__Short exercise__: Take every line that has the string "diamond" and copy it out.

__Records from a collection of figures__:
>>>>>

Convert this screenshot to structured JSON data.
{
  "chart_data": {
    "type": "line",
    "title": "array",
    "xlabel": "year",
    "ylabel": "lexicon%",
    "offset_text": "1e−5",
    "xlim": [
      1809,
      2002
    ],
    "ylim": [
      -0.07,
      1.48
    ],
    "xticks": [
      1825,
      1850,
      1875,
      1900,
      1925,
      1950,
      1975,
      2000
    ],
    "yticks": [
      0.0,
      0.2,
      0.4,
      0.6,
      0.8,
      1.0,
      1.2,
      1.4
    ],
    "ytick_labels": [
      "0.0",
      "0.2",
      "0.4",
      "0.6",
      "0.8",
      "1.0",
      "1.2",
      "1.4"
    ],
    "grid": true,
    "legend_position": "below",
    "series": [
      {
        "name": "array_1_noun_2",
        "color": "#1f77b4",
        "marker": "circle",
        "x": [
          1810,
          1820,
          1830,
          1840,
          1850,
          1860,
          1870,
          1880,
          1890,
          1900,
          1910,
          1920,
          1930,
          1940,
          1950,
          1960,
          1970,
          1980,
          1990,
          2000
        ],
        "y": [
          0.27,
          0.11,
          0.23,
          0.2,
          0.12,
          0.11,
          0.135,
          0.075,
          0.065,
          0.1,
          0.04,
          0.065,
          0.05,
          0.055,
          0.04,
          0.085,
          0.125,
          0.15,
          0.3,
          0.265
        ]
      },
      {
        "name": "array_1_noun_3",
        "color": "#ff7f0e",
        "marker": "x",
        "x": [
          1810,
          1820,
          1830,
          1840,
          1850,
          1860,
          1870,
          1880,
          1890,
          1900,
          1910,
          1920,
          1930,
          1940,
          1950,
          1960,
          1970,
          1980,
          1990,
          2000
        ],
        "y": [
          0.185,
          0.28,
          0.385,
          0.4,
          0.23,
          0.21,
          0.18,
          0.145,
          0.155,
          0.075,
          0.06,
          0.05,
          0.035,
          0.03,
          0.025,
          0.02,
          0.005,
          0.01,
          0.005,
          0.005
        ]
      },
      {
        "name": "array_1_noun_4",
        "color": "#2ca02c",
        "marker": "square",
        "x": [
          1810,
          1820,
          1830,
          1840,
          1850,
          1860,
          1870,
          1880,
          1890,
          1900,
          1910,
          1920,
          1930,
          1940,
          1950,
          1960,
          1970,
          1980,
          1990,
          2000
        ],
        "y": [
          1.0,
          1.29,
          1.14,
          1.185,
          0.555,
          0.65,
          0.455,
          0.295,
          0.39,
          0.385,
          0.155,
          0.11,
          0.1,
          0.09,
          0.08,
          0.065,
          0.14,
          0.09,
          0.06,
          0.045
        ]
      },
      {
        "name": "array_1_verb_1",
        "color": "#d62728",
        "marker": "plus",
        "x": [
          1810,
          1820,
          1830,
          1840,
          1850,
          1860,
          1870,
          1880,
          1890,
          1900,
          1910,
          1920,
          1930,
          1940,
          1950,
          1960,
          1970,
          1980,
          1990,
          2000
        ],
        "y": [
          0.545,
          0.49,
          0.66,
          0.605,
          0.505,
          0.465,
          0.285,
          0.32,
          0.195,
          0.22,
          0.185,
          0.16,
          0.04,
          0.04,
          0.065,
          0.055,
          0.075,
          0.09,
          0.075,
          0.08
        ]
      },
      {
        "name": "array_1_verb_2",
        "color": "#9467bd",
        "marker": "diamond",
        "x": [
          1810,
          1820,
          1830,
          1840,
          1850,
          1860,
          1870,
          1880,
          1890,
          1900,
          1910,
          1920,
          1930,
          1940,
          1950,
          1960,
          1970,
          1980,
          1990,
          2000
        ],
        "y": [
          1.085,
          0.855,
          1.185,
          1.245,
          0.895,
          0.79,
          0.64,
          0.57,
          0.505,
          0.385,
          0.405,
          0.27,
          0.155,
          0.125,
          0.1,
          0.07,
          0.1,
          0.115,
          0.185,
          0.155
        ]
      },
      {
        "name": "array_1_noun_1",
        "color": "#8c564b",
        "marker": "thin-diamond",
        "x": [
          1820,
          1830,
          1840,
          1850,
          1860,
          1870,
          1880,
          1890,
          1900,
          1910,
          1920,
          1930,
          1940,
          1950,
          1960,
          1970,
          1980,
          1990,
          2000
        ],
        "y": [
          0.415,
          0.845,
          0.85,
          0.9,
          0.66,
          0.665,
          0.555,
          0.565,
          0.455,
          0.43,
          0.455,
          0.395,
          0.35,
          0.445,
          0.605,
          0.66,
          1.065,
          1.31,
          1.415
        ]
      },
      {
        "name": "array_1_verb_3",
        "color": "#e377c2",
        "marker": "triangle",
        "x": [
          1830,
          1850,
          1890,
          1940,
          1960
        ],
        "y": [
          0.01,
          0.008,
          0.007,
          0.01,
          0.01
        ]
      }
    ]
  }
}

<<<<<

__Exercise solution__:
        "marker": "diamond",
        "marker": "thin-diamond",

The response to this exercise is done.